What the exercise asks
Check each line of the data for "Critical" and select those that have it.

☆ ☆ ☆ ☆

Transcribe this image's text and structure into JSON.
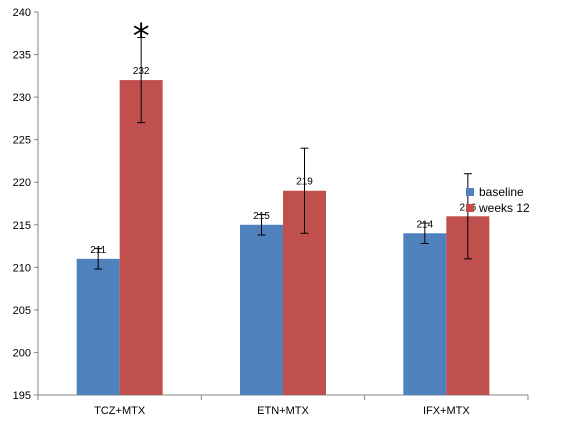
{
  "chart_data": {
    "type": "bar",
    "categories": [
      "TCZ+MTX",
      "ETN+MTX",
      "IFX+MTX"
    ],
    "series": [
      {
        "name": "baseline",
        "values": [
          211,
          215,
          214
        ],
        "error_low": [
          209.8,
          213.8,
          212.8
        ],
        "error_high": [
          212.2,
          216.2,
          215.2
        ]
      },
      {
        "name": "weeks 12",
        "values": [
          232,
          219,
          216
        ],
        "error_low": [
          227,
          214,
          211
        ],
        "error_high": [
          237,
          224,
          221
        ]
      }
    ],
    "data_labels": [
      [
        "211",
        "215",
        "214"
      ],
      [
        "232",
        "219",
        "216"
      ]
    ],
    "annotation": "*",
    "ylim": [
      195,
      240
    ],
    "yticks": [
      195,
      200,
      205,
      210,
      215,
      220,
      225,
      230,
      235,
      240
    ],
    "legend_position": "right",
    "grid": false,
    "title": "",
    "xlabel": "",
    "ylabel": "",
    "colors": {
      "baseline": "#4F81BD",
      "weeks 12": "#C0504D"
    }
  }
}
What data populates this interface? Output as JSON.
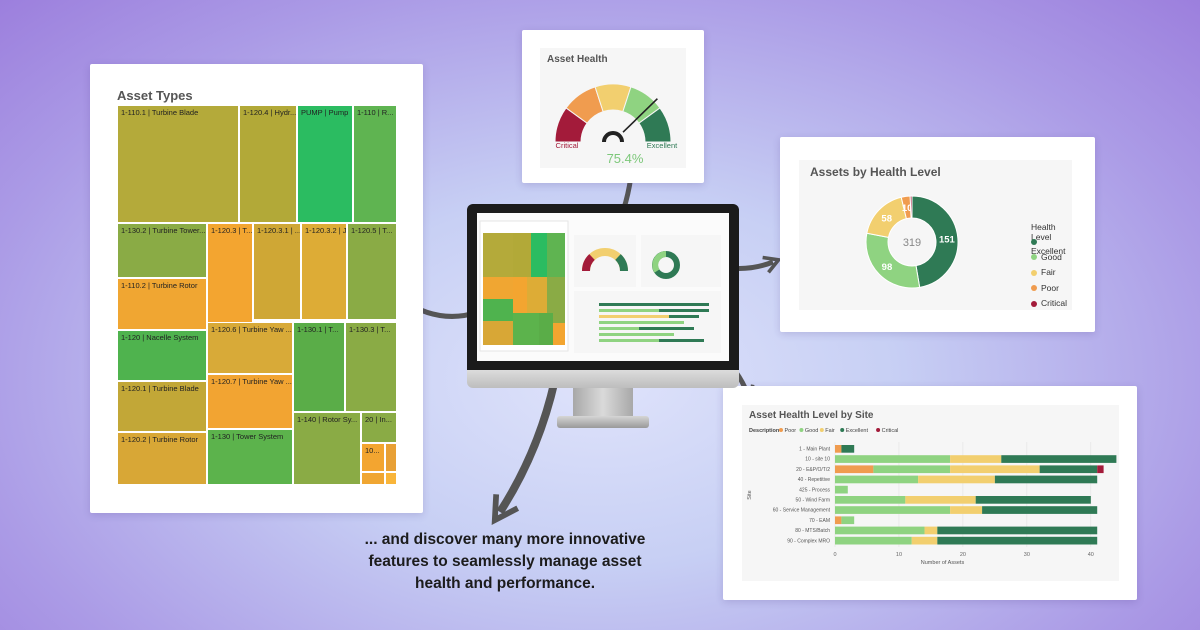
{
  "tagline": {
    "line1": "... and discover many more innovative",
    "line2": "features to seamlessly manage asset",
    "line3": "health and performance."
  },
  "asset_types": {
    "title": "Asset Types",
    "tiles": [
      {
        "label": "1-110.1 | Turbine Blade",
        "color": "#b4aa3a"
      },
      {
        "label": "1-120.4 | Hydr...",
        "color": "#b2a938"
      },
      {
        "label": "PUMP | Pump",
        "color": "#2bbc61"
      },
      {
        "label": "1-110 | R...",
        "color": "#5fb451"
      },
      {
        "label": "1-130.2 | Turbine Tower...",
        "color": "#8aab45"
      },
      {
        "label": "1-120.3 | T...",
        "color": "#f3a530"
      },
      {
        "label": "1-120.3.1 | ...",
        "color": "#cfa735"
      },
      {
        "label": "1-120.3.2 | J...",
        "color": "#ddac36"
      },
      {
        "label": "1-120.5 | T...",
        "color": "#8aab45"
      },
      {
        "label": "1-110.2 | Turbine Rotor",
        "color": "#f0a632"
      },
      {
        "label": "1-120.6 | Turbine Yaw ...",
        "color": "#d8aa38"
      },
      {
        "label": "1-130.1 | T...",
        "color": "#5aad48"
      },
      {
        "label": "1-130.3 | T...",
        "color": "#8aab45"
      },
      {
        "label": "1-120 | Nacelle System",
        "color": "#4fb34e"
      },
      {
        "label": "1-120.7 | Turbine Yaw ...",
        "color": "#f2a432"
      },
      {
        "label": "1-120.1 | Turbine Blade",
        "color": "#c2a737"
      },
      {
        "label": "1-140 | Rotor Sy...",
        "color": "#8aab45"
      },
      {
        "label": "20 | In...",
        "color": "#8aab45"
      },
      {
        "label": "1-130 | Tower System",
        "color": "#5cb34c"
      },
      {
        "label": "10...",
        "color": "#f3a530"
      },
      {
        "label": "1-120.2 | Turbine Rotor",
        "color": "#d8a736"
      },
      {
        "label": "",
        "color": "#e8a035"
      },
      {
        "label": "",
        "color": "#f0a632"
      },
      {
        "label": "",
        "color": "#f9b53a"
      }
    ]
  },
  "asset_health": {
    "title": "Asset Health",
    "value": 75.4,
    "value_label": "75.4%",
    "min_label": "Critical",
    "max_label": "Excellent",
    "band_colors": [
      "#a31b3a",
      "#f09c4f",
      "#f2cf6f",
      "#8fd381",
      "#2f7a55"
    ]
  },
  "chart_data": [
    {
      "type": "pie",
      "title": "Assets by Health Level",
      "center_label": "319",
      "legend_title": "Health Level",
      "legend_position": "right",
      "categories": [
        "Excellent",
        "Good",
        "Fair",
        "Poor",
        "Critical"
      ],
      "values": [
        151,
        98,
        58,
        10,
        2
      ],
      "data_labels": [
        "151",
        "98",
        "58",
        "10",
        ""
      ],
      "colors": [
        "#2f7a55",
        "#8fd381",
        "#f2cf6f",
        "#f09c4f",
        "#a31b3a"
      ]
    },
    {
      "type": "bar",
      "title": "Asset Health Level by Site",
      "legend_title": "Description",
      "legend_position": "top-left",
      "ylabel": "Site",
      "xlabel": "Number of Assets",
      "categories": [
        "1 - Main Plant",
        "10 - site 10",
        "20 - E&P/O/T/2",
        "40 - Repetitive",
        "425 - Process",
        "50 - Wind Farm",
        "60 - Service Management",
        "70 - EAM",
        "80 - MTS/Batch",
        "90 - Complex MRO"
      ],
      "series": [
        {
          "name": "Poor",
          "values": [
            1,
            0,
            6,
            0,
            0,
            0,
            0,
            1,
            0,
            0
          ]
        },
        {
          "name": "Good",
          "values": [
            0,
            18,
            12,
            13,
            2,
            11,
            18,
            2,
            14,
            12
          ]
        },
        {
          "name": "Fair",
          "values": [
            0,
            8,
            14,
            12,
            0,
            11,
            5,
            0,
            2,
            4
          ]
        },
        {
          "name": "Excellent",
          "values": [
            2,
            18,
            9,
            16,
            0,
            18,
            18,
            0,
            25,
            25
          ]
        },
        {
          "name": "Critical",
          "values": [
            0,
            0,
            1,
            0,
            0,
            0,
            0,
            0,
            0,
            0
          ]
        }
      ],
      "colors": [
        "#f09c4f",
        "#8fd381",
        "#f2cf6f",
        "#2f7a55",
        "#a31b3a"
      ],
      "xticks": [
        "0",
        "10",
        "20",
        "30",
        "40"
      ],
      "xlim": [
        0,
        43
      ]
    }
  ]
}
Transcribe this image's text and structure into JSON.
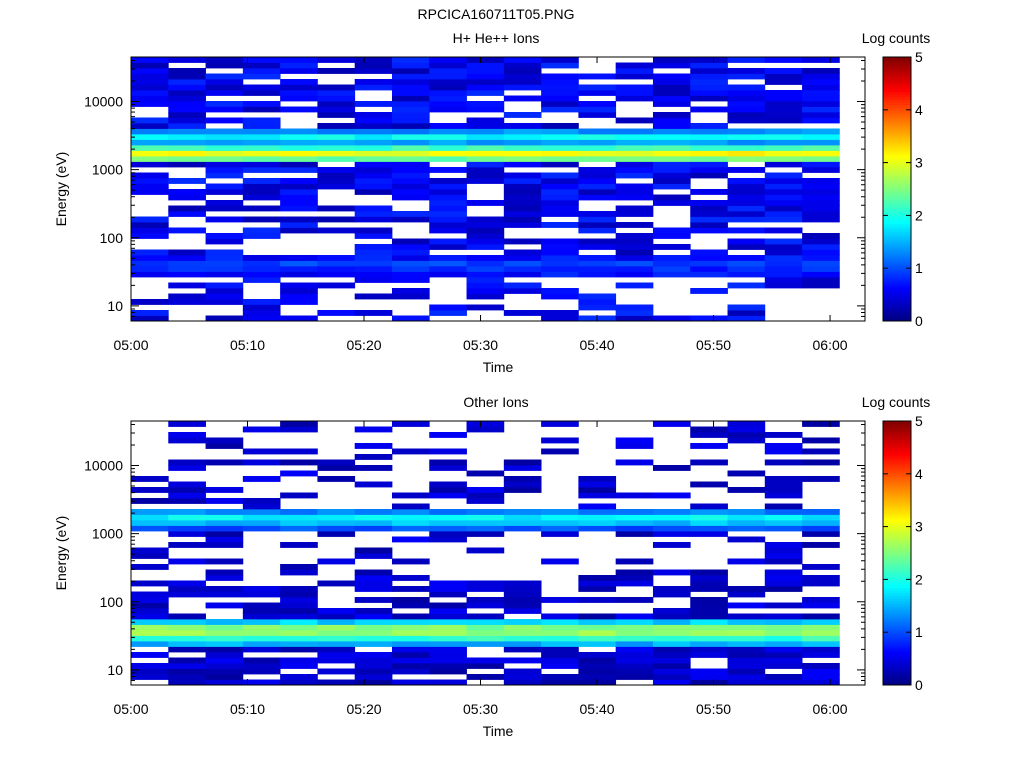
{
  "figure": {
    "title": "RPCICA160711T05.PNG"
  },
  "chart_data": [
    {
      "type": "heatmap",
      "title": "H+ He++ Ions",
      "xlabel": "Time",
      "ylabel": "Energy (eV)",
      "y_scale": "log",
      "ylim": [
        6,
        45000
      ],
      "xlim_minutes": [
        0,
        63
      ],
      "x_ticks": [
        {
          "label": "05:00",
          "minute": 0
        },
        {
          "label": "05:10",
          "minute": 10
        },
        {
          "label": "05:20",
          "minute": 20
        },
        {
          "label": "05:30",
          "minute": 30
        },
        {
          "label": "05:40",
          "minute": 40
        },
        {
          "label": "05:50",
          "minute": 50
        },
        {
          "label": "06:00",
          "minute": 60
        }
      ],
      "y_ticks": [
        {
          "label": "10",
          "value": 10
        },
        {
          "label": "100",
          "value": 100
        },
        {
          "label": "1000",
          "value": 1000
        },
        {
          "label": "10000",
          "value": 10000
        }
      ],
      "time_bins": 19,
      "time_step_min": 3.2,
      "energy_bins": 48,
      "energy_min_ev": 6,
      "energy_max_ev": 45000,
      "peak_bands": [
        {
          "energy_ev": 1700,
          "log_counts": 3.2
        },
        {
          "energy_ev": 3000,
          "log_counts": 1.9
        },
        {
          "energy_ev": 40,
          "log_counts": 1.0
        }
      ],
      "colorbar": {
        "label": "Log counts",
        "min": 0,
        "max": 5,
        "ticks": [
          "0",
          "1",
          "2",
          "3",
          "4",
          "5"
        ]
      }
    },
    {
      "type": "heatmap",
      "title": "Other Ions",
      "xlabel": "Time",
      "ylabel": "Energy (eV)",
      "y_scale": "log",
      "ylim": [
        6,
        45000
      ],
      "xlim_minutes": [
        0,
        63
      ],
      "x_ticks": [
        {
          "label": "05:00",
          "minute": 0
        },
        {
          "label": "05:10",
          "minute": 10
        },
        {
          "label": "05:20",
          "minute": 20
        },
        {
          "label": "05:30",
          "minute": 30
        },
        {
          "label": "05:40",
          "minute": 40
        },
        {
          "label": "05:50",
          "minute": 50
        },
        {
          "label": "06:00",
          "minute": 60
        }
      ],
      "y_ticks": [
        {
          "label": "10",
          "value": 10
        },
        {
          "label": "100",
          "value": 100
        },
        {
          "label": "1000",
          "value": 1000
        },
        {
          "label": "10000",
          "value": 10000
        }
      ],
      "time_bins": 19,
      "time_step_min": 3.2,
      "energy_bins": 48,
      "energy_min_ev": 6,
      "energy_max_ev": 45000,
      "peak_bands": [
        {
          "energy_ev": 1650,
          "log_counts": 2.0
        },
        {
          "energy_ev": 38,
          "log_counts": 3.0
        },
        {
          "energy_ev": 30,
          "log_counts": 2.2
        }
      ],
      "colorbar": {
        "label": "Log counts",
        "min": 0,
        "max": 5,
        "ticks": [
          "0",
          "1",
          "2",
          "3",
          "4",
          "5"
        ]
      }
    }
  ]
}
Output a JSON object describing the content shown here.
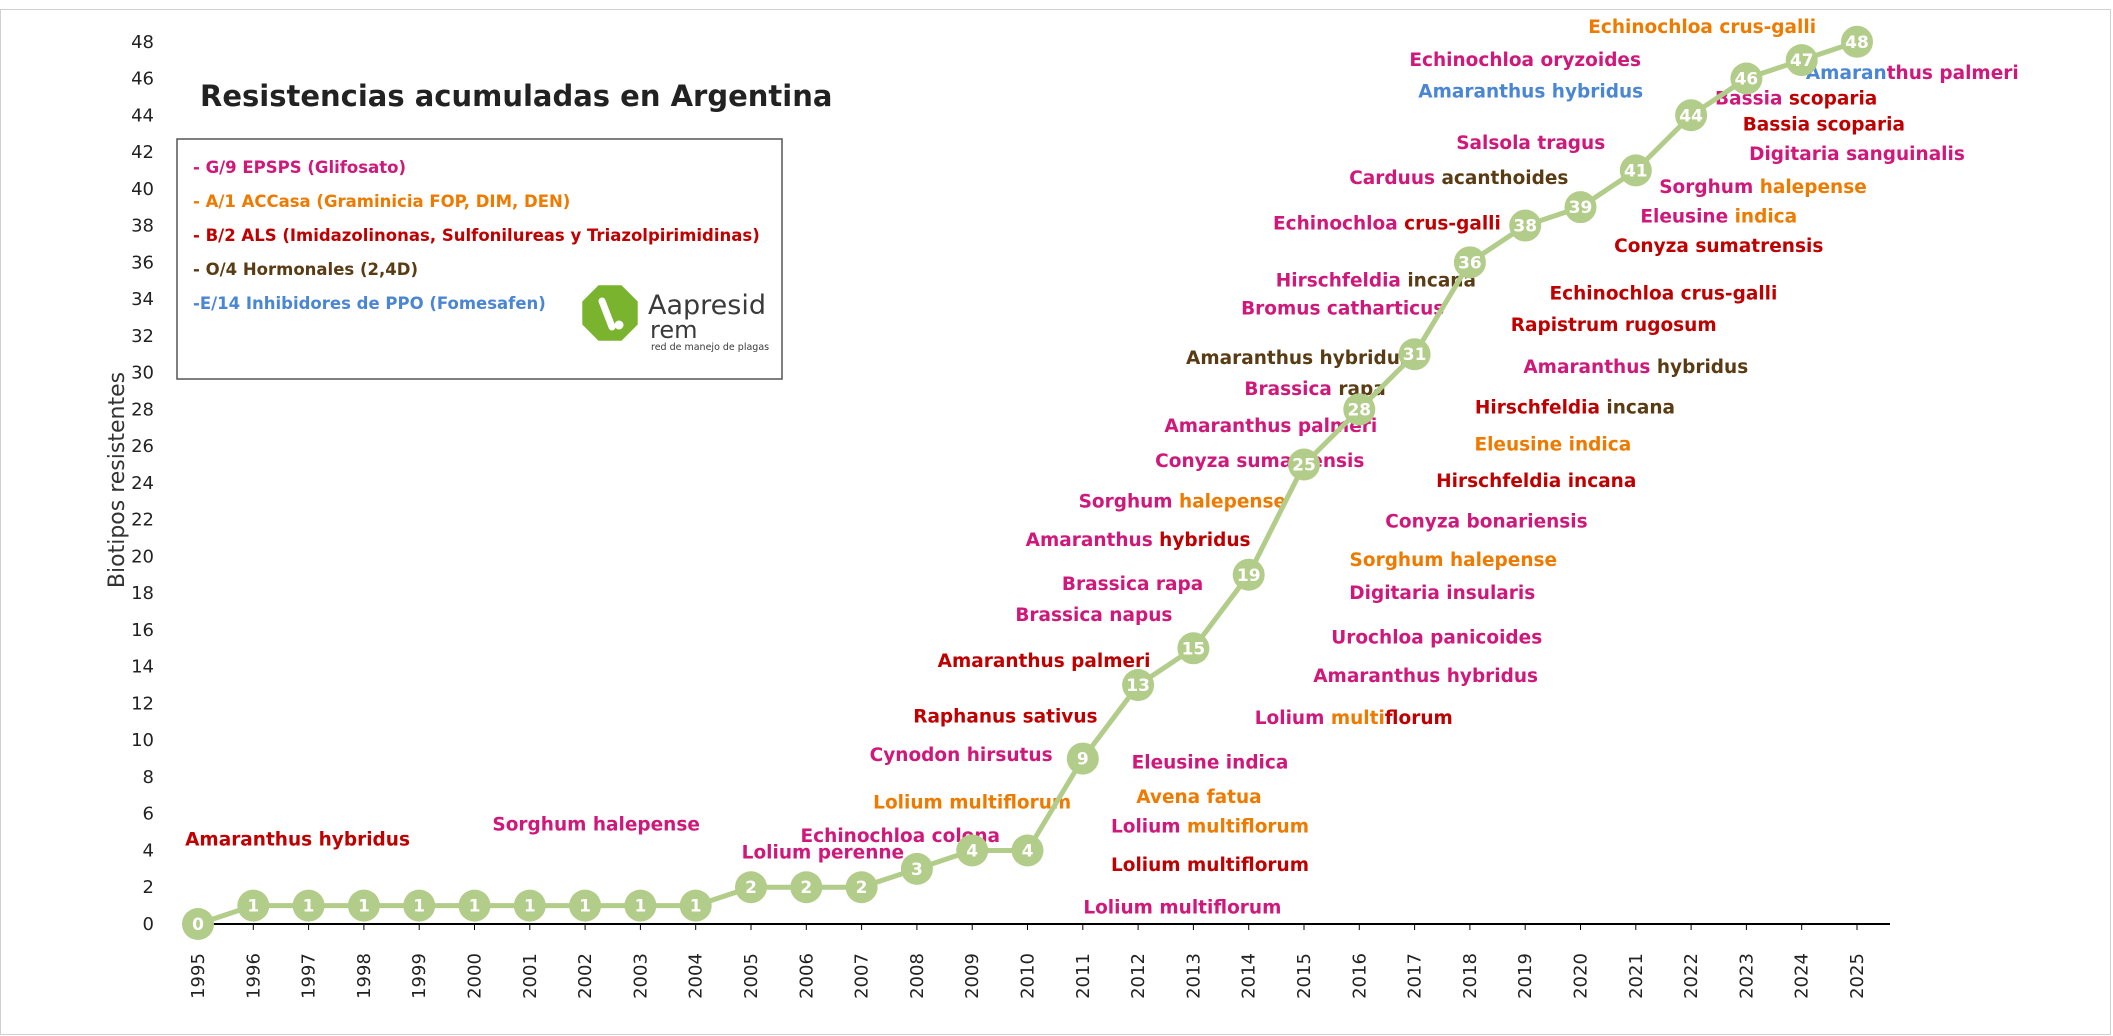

☆ ☆ ☆ ☆

Task solution
    "min_label": "Critical",
        "Critical"
          "name": "Critical",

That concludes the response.